> _WHAT THIS TASK INVOLVES_:
Rewrite all the items below as a Markdown table with two columns, Row and Line, giving each line its own numbered row and skipping any blank lines. Leave the pictures out of the answer.

> _Stored records_:
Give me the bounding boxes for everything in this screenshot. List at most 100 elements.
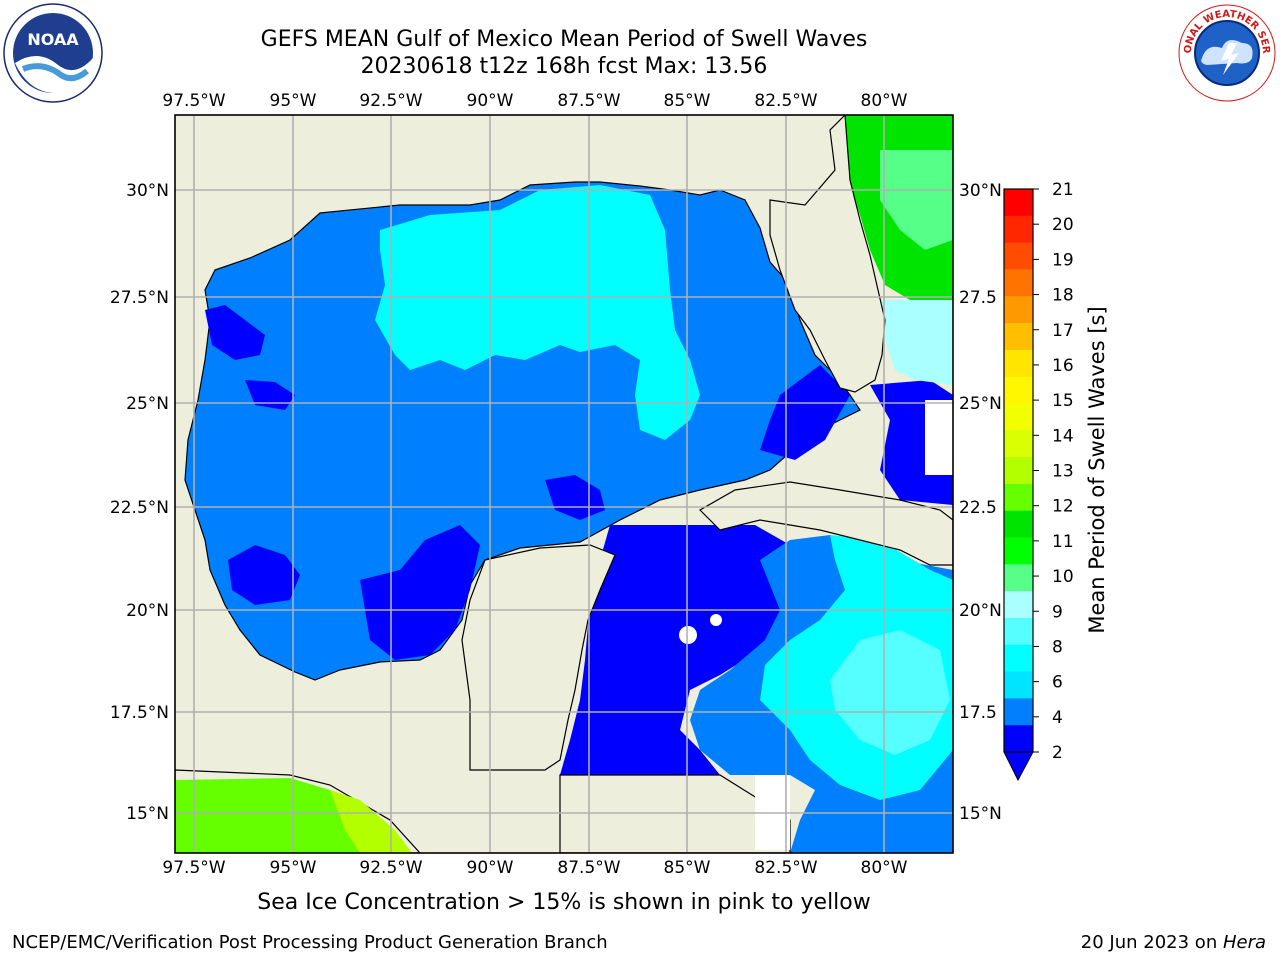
lon-tick-label: 80°W <box>861 91 908 111</box>
colorbar-tick-label: 2 <box>1052 743 1063 763</box>
lon-tick-label: 90°W <box>467 91 514 111</box>
colorbar-swatch <box>1004 349 1033 378</box>
colorbar-tick-label: 10 <box>1052 567 1074 587</box>
footer-host: Hera <box>1222 932 1266 953</box>
lon-tick-label: 95°W <box>270 858 317 878</box>
nws-logo-icon: NATIONAL WEATHER SERVICE <box>1177 3 1276 102</box>
lat-tick-label: 27.5°N <box>110 288 169 308</box>
colorbar-swatch <box>1004 617 1033 646</box>
colorbar-swatch <box>1004 242 1033 270</box>
lon-tick-label: 85°W <box>664 858 711 878</box>
chart-subtitle: 20230618 t12z 168h fcst Max: 13.56 <box>360 54 768 79</box>
no-data-dot-2 <box>710 614 722 626</box>
colorbar-swatch <box>1004 537 1033 565</box>
colorbar-swatch <box>1004 483 1033 512</box>
lat-tick-label: 17.5°N <box>110 703 169 723</box>
colorbar-tick-label: 16 <box>1052 356 1074 376</box>
lat-tick-label: 20°N <box>959 601 1002 621</box>
lat-tick-label: 27.5 <box>959 288 997 308</box>
lon-tick-label: 87.5°W <box>557 91 620 111</box>
lat-tick-label: 22.5°N <box>110 498 169 518</box>
deep-blue-patch-w1 <box>205 305 265 360</box>
lon-tick-label: 90°W <box>467 858 514 878</box>
colorbar-swatch <box>1004 323 1033 351</box>
lon-tick-label: 85°W <box>664 91 711 111</box>
lat-tick-label: 17.5 <box>959 703 997 723</box>
colorbar-tick-label: 21 <box>1052 180 1074 200</box>
map-frame <box>174 114 954 854</box>
colorbar-tick-label: 4 <box>1052 708 1063 728</box>
lon-tick-label: 97.5°W <box>162 91 225 111</box>
colorbar-swatch <box>1004 430 1033 458</box>
lon-tick-label: 97.5°W <box>162 858 225 878</box>
colorbar-swatch <box>1004 671 1033 699</box>
colorbar-tick-label: 19 <box>1052 250 1074 270</box>
deep-blue-patch-e <box>760 365 850 460</box>
lon-tick-label: 80°W <box>861 858 908 878</box>
colorbar-extend-arrow <box>1003 751 1034 782</box>
deep-blue-patch-c <box>545 475 605 520</box>
colorbar-swatch <box>1004 403 1033 431</box>
colorbar-swatch <box>1004 510 1033 539</box>
colorbar-tick-label: 8 <box>1052 637 1063 657</box>
no-data-dot-1 <box>679 626 697 644</box>
atlantic-cyan-strip <box>880 300 953 385</box>
lat-tick-label: 25°N <box>126 394 169 414</box>
colorbar-swatches <box>1004 189 1033 753</box>
lon-ticks-top: 97.5°W 95°W 92.5°W 90°W 87.5°W 85°W 82.5… <box>162 91 907 111</box>
colorbar-ticks: 21 20 19 18 17 16 15 14 13 12 11 10 9 8 6 4 2 <box>1033 180 1074 763</box>
colorbar-tick-label: 15 <box>1052 391 1074 411</box>
lat-tick-label: 30°N <box>126 181 169 201</box>
colorbar-swatch <box>1004 296 1033 324</box>
lon-tick-label: 82.5°W <box>754 858 817 878</box>
gulf-swell-field <box>184 181 861 681</box>
colorbar-tick-label: 17 <box>1052 321 1074 341</box>
lon-tick-label: 82.5°W <box>754 91 817 111</box>
map-gridlines <box>175 115 953 853</box>
no-data-block-1 <box>925 400 953 475</box>
caribbean-light-cyan <box>830 630 950 755</box>
colorbar-swatch <box>1004 376 1033 404</box>
colorbar-tick-label: 6 <box>1052 673 1063 693</box>
colorbar-swatch <box>1004 725 1033 753</box>
colorbar-tick-label: 13 <box>1052 462 1074 482</box>
footer-date-text: 20 Jun 2023 on <box>1080 932 1223 953</box>
lat-tick-label: 20°N <box>126 601 169 621</box>
colorbar-tick-label: 11 <box>1052 532 1074 552</box>
colorbar-label: Mean Period of Swell Waves [s] <box>1085 306 1109 634</box>
map-plot-area <box>175 115 953 853</box>
cuba-land <box>699 481 953 566</box>
colorbar-tick-label: 9 <box>1052 602 1063 622</box>
colorbar: 21 20 19 18 17 16 15 14 13 12 11 10 9 8 6 4 2 <box>1003 180 1074 782</box>
colorbar-tick-label: 18 <box>1052 286 1074 306</box>
lat-ticks-right: 30°N 27.5 25°N 22.5 20°N 17.5 15°N <box>959 181 1002 824</box>
lat-tick-label: 15°N <box>959 804 1002 824</box>
lat-tick-label: 25°N <box>959 394 1002 414</box>
yucatan-land <box>461 544 616 771</box>
lon-tick-label: 92.5°W <box>359 91 422 111</box>
lat-tick-label: 15°N <box>126 804 169 824</box>
colorbar-swatch <box>1004 457 1033 485</box>
colorbar-swatch <box>1004 189 1033 217</box>
lat-ticks-left: 30°N 27.5°N 25°N 22.5°N 20°N 17.5°N 15°N <box>110 181 169 824</box>
colorbar-swatch <box>1004 215 1033 244</box>
lat-tick-label: 22.5 <box>959 498 997 518</box>
lon-tick-label: 87.5°W <box>557 858 620 878</box>
atlantic-light-green <box>880 150 953 250</box>
colorbar-tick-label: 20 <box>1052 215 1074 235</box>
colorbar-swatch <box>1004 564 1033 592</box>
sea-ice-note: Sea Ice Concentration > 15% is shown in … <box>257 890 871 915</box>
chart-title: GEFS MEAN Gulf of Mexico Mean Period of … <box>260 27 868 52</box>
colorbar-swatch <box>1004 644 1033 673</box>
footer-date: 20 Jun 2023 on Hera <box>1081 932 1266 953</box>
colorbar-tick-label: 12 <box>1052 497 1074 517</box>
colorbar-tick-label: 14 <box>1052 426 1074 446</box>
lon-tick-label: 92.5°W <box>359 858 422 878</box>
lon-tick-label: 95°W <box>270 91 317 111</box>
lat-tick-label: 30°N <box>959 181 1002 201</box>
noaa-logo-icon: NOAA <box>3 3 103 103</box>
colorbar-swatch <box>1004 698 1033 726</box>
colorbar-swatch <box>1004 591 1033 619</box>
deep-blue-patch-sw <box>228 545 300 605</box>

> _REPLY TO THE EXERCISE_:
| Row | Line |
|---|---|
| 1 | Give me the bounding boxes for everything in this screenshot. List at most 100 elements. |
| 2 | lon-tick-label: 80°W <box>861 91 908 111</box> |
| 3 | colorbar-tick-label: 2 <box>1052 743 1063 763</box> |
| 4 | lon-tick-label: 90°W <box>467 91 514 111</box> |
| 5 | colorbar-swatch <box>1004 349 1033 378</box> |
| 6 | colorbar-tick-label: 10 <box>1052 567 1074 587</box> |
| 7 | footer-host: Hera <box>1222 932 1266 953</box> |
| 8 | lon-tick-label: 95°W <box>270 858 317 878</box> |
| 9 | nws-logo-icon: NATIONAL WEATHER SERVICE <box>1177 3 1276 102</box> |
| 10 | lat-tick-label: 27.5°N <box>110 288 169 308</box> |
| 11 | colorbar-swatch <box>1004 617 1033 646</box> |
| 12 | colorbar-swatch <box>1004 242 1033 270</box> |
| 13 | lon-tick-label: 85°W <box>664 858 711 878</box> |
| 14 | chart-subtitle: 20230618 t12z 168h fcst Max: 13.56 <box>360 54 768 79</box> |
| 15 | no-data-dot-2 <box>710 614 722 626</box> |
| 16 | colorbar-swatch <box>1004 537 1033 565</box> |
| 17 | colorbar-swatch <box>1004 483 1033 512</box> |
| 18 | lat-tick-label: 17.5°N <box>110 703 169 723</box> |
| 19 | colorbar-tick-label: 16 <box>1052 356 1074 376</box> |
| 20 | lat-tick-label: 20°N <box>959 601 1002 621</box> |
| 21 | lat-tick-label: 27.5 <box>959 288 997 308</box> |
| 22 | lon-tick-label: 87.5°W <box>557 91 620 111</box> |
| 23 | lat-tick-label: 22.5°N <box>110 498 169 518</box> |
| 24 | deep-blue-patch-w1 <box>205 305 265 360</box> |
| 25 | lon-tick-label: 90°W <box>467 858 514 878</box> |
| 26 | colorbar-swatch <box>1004 323 1033 351</box> |
| 27 | lon-tick-label: 85°W <box>664 91 711 111</box> |
| 28 | lat-tick-label: 17.5 <box>959 703 997 723</box> |
| 29 | colorbar-tick-label: 21 <box>1052 180 1074 200</box> |
| 30 | map-frame <box>174 114 954 854</box> |
| 31 | colorbar-tick-label: 4 <box>1052 708 1063 728</box> |
| 32 | lon-tick-label: 97.5°W <box>162 91 225 111</box> |
| 33 | colorbar-swatch <box>1004 430 1033 458</box> |
| 34 | lon-tick-label: 97.5°W <box>162 858 225 878</box> |
| 35 | colorbar-swatch <box>1004 671 1033 699</box> |
| 36 | colorbar-tick-label: 19 <box>1052 250 1074 270</box> |
| 37 | deep-blue-patch-e <box>760 365 850 460</box> |
| 38 | lon-tick-label: 80°W <box>861 858 908 878</box> |
| 39 | colorbar-extend-arrow <box>1003 751 1034 782</box> |
| 40 | deep-blue-patch-c <box>545 475 605 520</box> |
| 41 | colorbar-swatch <box>1004 403 1033 431</box> |
| 42 | colorbar-swatch <box>1004 510 1033 539</box> |
| 43 | colorbar-tick-label: 8 <box>1052 637 1063 657</box> |
| 44 | no-data-dot-1 <box>679 626 697 644</box> |
| 45 | atlantic-cyan-strip <box>880 300 953 385</box> |
| 46 | lat-tick-label: 25°N <box>126 394 169 414</box> |
| 47 | colorbar-swatches <box>1004 189 1033 753</box> |
| 48 | lon-ticks-top: 97.5°W 95°W 92.5°W 90°W 87.5°W 85°W 82.5… <box>162 91 907 111</box> |
| 49 | colorbar-ticks: 21 20 19 18 17 16 15 14 13 12 11 10 9 8 6 4 2 <box>1033 180 1074 763</box> |
| 50 | colorbar-tick-label: 15 <box>1052 391 1074 411</box> |
| 51 | lat-tick-label: 30°N <box>126 181 169 201</box> |
| 52 | colorbar-swatch <box>1004 296 1033 324</box> |
| 53 | lon-tick-label: 82.5°W <box>754 858 817 878</box> |
| 54 | gulf-swell-field <box>184 181 861 681</box> |
| 55 | colorbar-tick-label: 17 <box>1052 321 1074 341</box> |
| 56 | lon-tick-label: 82.5°W <box>754 91 817 111</box> |
| 57 | map-gridlines <box>175 115 953 853</box> |
| 58 | no-data-block-1 <box>925 400 953 475</box> |
| 59 | caribbean-light-cyan <box>830 630 950 755</box> |
| 60 | colorbar-swatch <box>1004 376 1033 404</box> |
| 61 | colorbar-tick-label: 6 <box>1052 673 1063 693</box> |
| 62 | colorbar-swatch <box>1004 725 1033 753</box> |
| 63 | colorbar-tick-label: 13 <box>1052 462 1074 482</box> |
| 64 | footer-date-text: 20 Jun 2023 on <box>1080 932 1223 953</box> |
| 65 | lat-tick-label: 20°N <box>126 601 169 621</box> |
| 66 | colorbar-tick-label: 11 <box>1052 532 1074 552</box> |
| 67 | colorbar-label: Mean Period of Swell Waves [s] <box>1085 306 1109 634</box> |
| 68 | map-plot-area <box>175 115 953 853</box> |
| 69 | cuba-land <box>699 481 953 566</box> |
| 70 | colorbar-tick-label: 9 <box>1052 602 1063 622</box> |
| 71 | colorbar: 21 20 19 18 17 16 15 14 13 12 11 10 9 8 6 4 2 <box>1003 180 1074 782</box> |
| 72 | colorbar-tick-label: 18 <box>1052 286 1074 306</box> |
| 73 | lat-ticks-right: 30°N 27.5 25°N 22.5 20°N 17.5 15°N <box>959 181 1002 824</box> |
| 74 | lat-tick-label: 15°N <box>959 804 1002 824</box> |
| 75 | lat-tick-label: 25°N <box>959 394 1002 414</box> |
| 76 | yucatan-land <box>461 544 616 771</box> |
| 77 | lon-tick-label: 92.5°W <box>359 91 422 111</box> |
| 78 | lat-tick-label: 15°N <box>126 804 169 824</box> |
| 79 | colorbar-swatch <box>1004 457 1033 485</box> |
| 80 | colorbar-swatch <box>1004 189 1033 217</box> |
| 81 | lat-ticks-left: 30°N 27.5°N 25°N 22.5°N 20°N 17.5°N 15°N <box>110 181 169 824</box> |
| 82 | colorbar-swatch <box>1004 215 1033 244</box> |
| 83 | lat-tick-label: 22.5 <box>959 498 997 518</box> |
| 84 | lon-tick-label: 87.5°W <box>557 858 620 878</box> |
| 85 | atlantic-light-green <box>880 150 953 250</box> |
| 86 | colorbar-tick-label: 20 <box>1052 215 1074 235</box> |
| 87 | colorbar-swatch <box>1004 564 1033 592</box> |
| 88 | sea-ice-note: Sea Ice Concentration > 15% is shown in … <box>257 890 871 915</box> |
| 89 | chart-title: GEFS MEAN Gulf of Mexico Mean Period of … <box>260 27 868 52</box> |
| 90 | colorbar-swatch <box>1004 644 1033 673</box> |
| 91 | footer-date: 20 Jun 2023 on Hera <box>1081 932 1266 953</box> |
| 92 | colorbar-tick-label: 12 <box>1052 497 1074 517</box> |
| 93 | colorbar-tick-label: 14 <box>1052 426 1074 446</box> |
| 94 | lon-tick-label: 92.5°W <box>359 858 422 878</box> |
| 95 | lon-tick-label: 95°W <box>270 91 317 111</box> |
| 96 | lat-tick-label: 30°N <box>959 181 1002 201</box> |
| 97 | noaa-logo-icon: NOAA <box>3 3 103 103</box> |
| 98 | colorbar-swatch <box>1004 698 1033 726</box> |
| 99 | colorbar-swatch <box>1004 591 1033 619</box> |
| 100 | deep-blue-patch-sw <box>228 545 300 605</box> |